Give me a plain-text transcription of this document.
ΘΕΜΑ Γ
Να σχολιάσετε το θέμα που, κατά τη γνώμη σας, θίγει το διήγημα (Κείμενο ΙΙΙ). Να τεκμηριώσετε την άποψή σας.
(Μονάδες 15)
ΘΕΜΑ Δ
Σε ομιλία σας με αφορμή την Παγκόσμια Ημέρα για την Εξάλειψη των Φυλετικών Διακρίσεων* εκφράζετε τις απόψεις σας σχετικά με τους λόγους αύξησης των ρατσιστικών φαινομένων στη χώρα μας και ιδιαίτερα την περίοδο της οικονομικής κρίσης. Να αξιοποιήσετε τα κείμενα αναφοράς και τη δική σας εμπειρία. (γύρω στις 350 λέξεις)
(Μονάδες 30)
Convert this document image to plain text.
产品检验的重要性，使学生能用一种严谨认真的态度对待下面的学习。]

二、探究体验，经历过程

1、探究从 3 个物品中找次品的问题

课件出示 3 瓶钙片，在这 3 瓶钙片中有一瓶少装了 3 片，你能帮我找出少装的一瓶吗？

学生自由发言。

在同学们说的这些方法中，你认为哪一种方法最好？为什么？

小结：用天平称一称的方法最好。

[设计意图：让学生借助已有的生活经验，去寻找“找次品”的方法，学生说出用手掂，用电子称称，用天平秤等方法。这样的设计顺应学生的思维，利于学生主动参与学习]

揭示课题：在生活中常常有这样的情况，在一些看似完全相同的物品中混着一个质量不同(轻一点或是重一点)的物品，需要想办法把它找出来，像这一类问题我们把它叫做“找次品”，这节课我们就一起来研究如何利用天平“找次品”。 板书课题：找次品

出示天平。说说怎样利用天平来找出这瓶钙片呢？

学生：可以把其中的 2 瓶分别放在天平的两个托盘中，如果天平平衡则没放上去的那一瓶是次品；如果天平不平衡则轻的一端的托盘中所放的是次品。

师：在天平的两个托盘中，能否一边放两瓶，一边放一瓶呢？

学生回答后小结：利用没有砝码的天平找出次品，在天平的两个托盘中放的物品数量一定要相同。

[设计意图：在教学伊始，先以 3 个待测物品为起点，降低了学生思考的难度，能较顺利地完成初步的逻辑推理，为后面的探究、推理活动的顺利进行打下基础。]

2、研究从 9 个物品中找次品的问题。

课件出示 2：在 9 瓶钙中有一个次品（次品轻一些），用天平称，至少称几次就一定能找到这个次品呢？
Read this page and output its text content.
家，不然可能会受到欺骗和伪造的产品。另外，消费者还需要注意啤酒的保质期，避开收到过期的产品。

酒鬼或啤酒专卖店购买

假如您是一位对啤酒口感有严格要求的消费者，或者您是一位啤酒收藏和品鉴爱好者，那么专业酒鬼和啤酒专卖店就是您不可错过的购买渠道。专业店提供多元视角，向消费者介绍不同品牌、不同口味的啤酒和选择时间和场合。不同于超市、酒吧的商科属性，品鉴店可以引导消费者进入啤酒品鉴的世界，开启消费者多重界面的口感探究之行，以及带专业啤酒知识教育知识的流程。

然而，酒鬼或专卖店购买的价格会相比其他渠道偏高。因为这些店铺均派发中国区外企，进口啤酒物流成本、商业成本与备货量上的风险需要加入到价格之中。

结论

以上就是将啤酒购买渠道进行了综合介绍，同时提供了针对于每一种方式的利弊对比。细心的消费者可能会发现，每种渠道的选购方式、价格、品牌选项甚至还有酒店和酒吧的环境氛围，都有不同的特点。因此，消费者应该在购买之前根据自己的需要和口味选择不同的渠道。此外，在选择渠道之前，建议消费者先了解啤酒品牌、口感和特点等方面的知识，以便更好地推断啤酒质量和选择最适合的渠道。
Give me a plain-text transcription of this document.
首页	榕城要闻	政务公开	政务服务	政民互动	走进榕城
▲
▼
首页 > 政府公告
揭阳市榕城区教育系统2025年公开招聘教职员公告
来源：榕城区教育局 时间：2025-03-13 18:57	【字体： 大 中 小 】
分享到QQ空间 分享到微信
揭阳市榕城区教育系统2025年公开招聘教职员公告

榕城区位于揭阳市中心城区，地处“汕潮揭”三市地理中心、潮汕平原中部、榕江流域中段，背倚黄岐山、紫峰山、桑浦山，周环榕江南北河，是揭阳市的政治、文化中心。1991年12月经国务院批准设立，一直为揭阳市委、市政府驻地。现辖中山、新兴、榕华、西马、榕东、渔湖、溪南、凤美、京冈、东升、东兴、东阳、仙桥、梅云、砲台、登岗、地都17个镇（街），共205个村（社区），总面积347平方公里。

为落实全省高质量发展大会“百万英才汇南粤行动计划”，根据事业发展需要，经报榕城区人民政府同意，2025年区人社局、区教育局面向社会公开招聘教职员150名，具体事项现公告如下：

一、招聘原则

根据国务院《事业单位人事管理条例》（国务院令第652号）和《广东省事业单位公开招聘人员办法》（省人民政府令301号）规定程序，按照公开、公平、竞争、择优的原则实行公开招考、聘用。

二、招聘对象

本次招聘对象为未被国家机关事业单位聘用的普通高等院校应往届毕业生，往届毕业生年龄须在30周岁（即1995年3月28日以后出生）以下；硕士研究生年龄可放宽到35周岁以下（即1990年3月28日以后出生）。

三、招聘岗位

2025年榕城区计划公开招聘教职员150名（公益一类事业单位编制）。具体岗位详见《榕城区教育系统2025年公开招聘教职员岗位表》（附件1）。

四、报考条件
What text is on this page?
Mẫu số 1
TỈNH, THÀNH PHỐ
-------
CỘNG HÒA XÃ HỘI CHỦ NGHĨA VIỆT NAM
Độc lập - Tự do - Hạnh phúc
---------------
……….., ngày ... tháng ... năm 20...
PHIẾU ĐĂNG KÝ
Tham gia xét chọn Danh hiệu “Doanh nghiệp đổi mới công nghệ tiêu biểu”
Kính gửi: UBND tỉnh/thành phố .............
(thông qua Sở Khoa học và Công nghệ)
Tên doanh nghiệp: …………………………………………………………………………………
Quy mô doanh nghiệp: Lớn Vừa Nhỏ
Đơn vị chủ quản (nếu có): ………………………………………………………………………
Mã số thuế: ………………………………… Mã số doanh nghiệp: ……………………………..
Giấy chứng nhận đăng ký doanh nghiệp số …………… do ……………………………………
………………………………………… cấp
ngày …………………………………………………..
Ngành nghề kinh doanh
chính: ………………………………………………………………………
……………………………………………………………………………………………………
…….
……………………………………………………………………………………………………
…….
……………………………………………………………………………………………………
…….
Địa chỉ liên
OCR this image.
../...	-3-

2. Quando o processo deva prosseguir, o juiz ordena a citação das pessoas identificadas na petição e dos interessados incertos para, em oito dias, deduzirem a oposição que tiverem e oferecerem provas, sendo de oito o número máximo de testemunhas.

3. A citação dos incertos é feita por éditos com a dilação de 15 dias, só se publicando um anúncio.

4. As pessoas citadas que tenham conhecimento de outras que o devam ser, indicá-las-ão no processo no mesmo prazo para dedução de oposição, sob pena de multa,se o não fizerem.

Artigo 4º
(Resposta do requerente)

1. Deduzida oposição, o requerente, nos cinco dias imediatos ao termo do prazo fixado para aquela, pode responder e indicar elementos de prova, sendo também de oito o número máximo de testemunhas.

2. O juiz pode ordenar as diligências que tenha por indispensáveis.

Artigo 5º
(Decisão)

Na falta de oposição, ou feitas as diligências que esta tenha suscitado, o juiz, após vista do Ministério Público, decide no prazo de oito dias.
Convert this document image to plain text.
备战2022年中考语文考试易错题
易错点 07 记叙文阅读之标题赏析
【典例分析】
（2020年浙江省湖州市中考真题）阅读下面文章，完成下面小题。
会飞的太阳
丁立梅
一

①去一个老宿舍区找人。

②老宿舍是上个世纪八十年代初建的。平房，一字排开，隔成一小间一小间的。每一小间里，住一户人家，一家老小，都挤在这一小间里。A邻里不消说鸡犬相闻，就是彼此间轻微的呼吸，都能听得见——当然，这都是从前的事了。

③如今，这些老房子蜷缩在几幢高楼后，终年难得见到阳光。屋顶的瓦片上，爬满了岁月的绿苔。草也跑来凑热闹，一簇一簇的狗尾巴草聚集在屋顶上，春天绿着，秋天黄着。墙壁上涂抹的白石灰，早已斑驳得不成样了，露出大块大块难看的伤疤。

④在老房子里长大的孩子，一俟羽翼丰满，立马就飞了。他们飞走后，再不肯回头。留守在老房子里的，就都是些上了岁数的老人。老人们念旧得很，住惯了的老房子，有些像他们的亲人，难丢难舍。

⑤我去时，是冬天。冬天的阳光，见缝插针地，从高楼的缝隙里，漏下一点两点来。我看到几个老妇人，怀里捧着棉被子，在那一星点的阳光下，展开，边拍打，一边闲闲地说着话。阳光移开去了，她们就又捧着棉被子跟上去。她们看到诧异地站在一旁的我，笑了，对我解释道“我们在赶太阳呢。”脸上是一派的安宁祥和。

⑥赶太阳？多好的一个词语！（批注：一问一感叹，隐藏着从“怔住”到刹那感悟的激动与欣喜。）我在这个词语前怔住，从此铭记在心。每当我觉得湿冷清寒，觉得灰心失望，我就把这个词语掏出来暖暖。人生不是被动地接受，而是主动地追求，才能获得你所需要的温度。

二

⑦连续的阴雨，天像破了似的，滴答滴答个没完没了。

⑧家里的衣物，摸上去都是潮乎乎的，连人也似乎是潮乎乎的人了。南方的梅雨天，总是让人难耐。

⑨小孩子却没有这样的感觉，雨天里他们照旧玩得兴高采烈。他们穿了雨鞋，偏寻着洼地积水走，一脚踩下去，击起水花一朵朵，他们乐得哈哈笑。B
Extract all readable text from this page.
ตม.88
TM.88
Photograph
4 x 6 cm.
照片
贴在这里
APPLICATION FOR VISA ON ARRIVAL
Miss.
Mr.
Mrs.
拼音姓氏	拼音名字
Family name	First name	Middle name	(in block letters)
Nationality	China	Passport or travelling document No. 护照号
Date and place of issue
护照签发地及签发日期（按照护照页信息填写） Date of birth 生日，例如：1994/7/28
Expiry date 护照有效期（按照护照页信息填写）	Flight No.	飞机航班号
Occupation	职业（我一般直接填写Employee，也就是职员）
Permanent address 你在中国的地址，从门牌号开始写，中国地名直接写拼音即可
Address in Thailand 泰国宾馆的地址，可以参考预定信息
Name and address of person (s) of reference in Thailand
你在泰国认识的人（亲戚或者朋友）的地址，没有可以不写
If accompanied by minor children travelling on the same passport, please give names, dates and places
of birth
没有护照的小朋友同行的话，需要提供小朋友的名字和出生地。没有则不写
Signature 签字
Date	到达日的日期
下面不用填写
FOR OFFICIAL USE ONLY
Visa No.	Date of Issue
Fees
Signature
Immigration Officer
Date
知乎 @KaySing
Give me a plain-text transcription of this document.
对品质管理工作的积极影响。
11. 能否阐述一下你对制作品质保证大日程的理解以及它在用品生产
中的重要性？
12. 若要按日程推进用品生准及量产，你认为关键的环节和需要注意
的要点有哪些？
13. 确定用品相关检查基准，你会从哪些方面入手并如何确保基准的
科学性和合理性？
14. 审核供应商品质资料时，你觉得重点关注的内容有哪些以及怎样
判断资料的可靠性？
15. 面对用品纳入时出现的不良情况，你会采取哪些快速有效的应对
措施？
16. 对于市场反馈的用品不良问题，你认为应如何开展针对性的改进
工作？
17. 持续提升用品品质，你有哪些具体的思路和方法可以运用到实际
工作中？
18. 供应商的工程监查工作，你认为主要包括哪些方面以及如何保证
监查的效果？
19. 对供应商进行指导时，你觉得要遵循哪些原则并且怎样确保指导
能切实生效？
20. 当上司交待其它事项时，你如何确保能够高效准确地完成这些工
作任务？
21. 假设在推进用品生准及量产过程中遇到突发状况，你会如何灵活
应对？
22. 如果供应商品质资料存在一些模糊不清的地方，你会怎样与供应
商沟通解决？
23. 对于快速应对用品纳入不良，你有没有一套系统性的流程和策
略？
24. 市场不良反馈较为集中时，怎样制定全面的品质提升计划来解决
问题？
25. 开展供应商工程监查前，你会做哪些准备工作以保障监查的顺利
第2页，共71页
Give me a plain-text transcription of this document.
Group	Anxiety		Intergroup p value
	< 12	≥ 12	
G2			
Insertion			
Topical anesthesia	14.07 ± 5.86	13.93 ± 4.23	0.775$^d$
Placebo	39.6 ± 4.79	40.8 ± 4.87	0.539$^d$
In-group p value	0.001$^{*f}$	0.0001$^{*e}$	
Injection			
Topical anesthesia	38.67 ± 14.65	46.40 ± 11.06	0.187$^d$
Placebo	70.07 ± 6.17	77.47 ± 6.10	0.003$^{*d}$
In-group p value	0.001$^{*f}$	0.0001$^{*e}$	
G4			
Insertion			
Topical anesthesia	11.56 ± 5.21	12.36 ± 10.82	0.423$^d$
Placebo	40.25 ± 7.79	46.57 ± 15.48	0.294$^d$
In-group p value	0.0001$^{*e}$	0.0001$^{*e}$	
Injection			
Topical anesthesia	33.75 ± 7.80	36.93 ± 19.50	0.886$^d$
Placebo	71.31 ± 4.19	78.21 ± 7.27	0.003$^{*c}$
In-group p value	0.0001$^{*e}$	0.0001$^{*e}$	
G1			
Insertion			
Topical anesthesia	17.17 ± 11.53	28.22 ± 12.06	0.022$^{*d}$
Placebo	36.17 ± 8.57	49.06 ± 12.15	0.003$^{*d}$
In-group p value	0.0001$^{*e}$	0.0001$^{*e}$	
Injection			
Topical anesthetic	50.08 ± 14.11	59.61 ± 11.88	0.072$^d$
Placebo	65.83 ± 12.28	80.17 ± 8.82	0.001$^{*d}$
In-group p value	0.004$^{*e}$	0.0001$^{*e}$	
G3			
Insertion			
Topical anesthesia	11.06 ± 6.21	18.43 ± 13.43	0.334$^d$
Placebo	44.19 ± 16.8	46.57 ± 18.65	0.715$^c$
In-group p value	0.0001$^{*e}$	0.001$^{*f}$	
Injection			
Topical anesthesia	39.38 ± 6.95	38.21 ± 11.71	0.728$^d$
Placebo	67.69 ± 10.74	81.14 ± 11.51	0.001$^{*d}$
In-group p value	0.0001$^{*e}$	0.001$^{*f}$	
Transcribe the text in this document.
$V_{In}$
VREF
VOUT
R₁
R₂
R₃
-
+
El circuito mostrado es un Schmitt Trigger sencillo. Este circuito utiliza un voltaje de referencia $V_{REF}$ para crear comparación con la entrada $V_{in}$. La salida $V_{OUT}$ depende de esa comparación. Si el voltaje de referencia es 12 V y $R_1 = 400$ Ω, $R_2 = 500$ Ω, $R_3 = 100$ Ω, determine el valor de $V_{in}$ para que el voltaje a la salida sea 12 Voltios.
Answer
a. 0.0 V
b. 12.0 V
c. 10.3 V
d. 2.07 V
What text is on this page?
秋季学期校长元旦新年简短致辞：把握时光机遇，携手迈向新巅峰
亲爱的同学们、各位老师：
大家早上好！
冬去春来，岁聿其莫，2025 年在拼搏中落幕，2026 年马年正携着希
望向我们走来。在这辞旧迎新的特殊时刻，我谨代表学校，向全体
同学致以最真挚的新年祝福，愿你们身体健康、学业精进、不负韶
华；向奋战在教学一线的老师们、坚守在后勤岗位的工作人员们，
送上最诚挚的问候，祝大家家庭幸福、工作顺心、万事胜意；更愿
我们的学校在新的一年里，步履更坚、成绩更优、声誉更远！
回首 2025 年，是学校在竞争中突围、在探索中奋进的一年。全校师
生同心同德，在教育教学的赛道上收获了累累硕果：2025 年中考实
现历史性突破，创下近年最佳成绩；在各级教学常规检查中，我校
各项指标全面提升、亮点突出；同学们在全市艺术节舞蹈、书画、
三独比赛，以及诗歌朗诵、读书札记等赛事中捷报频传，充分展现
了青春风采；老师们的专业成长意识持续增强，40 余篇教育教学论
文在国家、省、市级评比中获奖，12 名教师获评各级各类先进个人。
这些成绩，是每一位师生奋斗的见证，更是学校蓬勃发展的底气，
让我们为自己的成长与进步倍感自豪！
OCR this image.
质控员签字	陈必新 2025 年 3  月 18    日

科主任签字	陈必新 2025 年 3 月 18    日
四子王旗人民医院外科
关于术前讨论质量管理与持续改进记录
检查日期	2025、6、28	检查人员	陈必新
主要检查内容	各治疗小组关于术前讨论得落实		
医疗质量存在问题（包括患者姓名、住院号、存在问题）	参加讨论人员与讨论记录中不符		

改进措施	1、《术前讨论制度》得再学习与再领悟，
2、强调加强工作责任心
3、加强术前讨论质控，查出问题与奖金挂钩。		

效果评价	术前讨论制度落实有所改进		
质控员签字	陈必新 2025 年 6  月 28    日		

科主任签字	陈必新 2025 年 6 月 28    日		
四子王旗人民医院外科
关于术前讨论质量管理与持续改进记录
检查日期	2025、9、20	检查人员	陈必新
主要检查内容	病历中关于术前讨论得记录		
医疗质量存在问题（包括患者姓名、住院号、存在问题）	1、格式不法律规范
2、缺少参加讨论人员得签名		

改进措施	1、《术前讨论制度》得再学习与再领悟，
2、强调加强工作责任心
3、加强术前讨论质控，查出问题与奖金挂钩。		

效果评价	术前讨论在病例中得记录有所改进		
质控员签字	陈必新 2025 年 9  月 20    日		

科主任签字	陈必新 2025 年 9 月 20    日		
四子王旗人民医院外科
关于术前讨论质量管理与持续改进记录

◆ TASK DETAILS ◆
Filter the records above for lines containing the word "incertos", and copy those lines.

◆ RESPONSE BELOW ◆
2. Quando o processo deva prosseguir, o juiz ordena a citação das pessoas identificadas na petição e dos interessados incertos para, em oito dias, deduzirem a oposição que tiverem e oferecerem provas, sendo de oito o número máximo de testemunhas.
3. A citação dos incertos é feita por éditos com a dilação de 15 dias, só se publicando um anúncio.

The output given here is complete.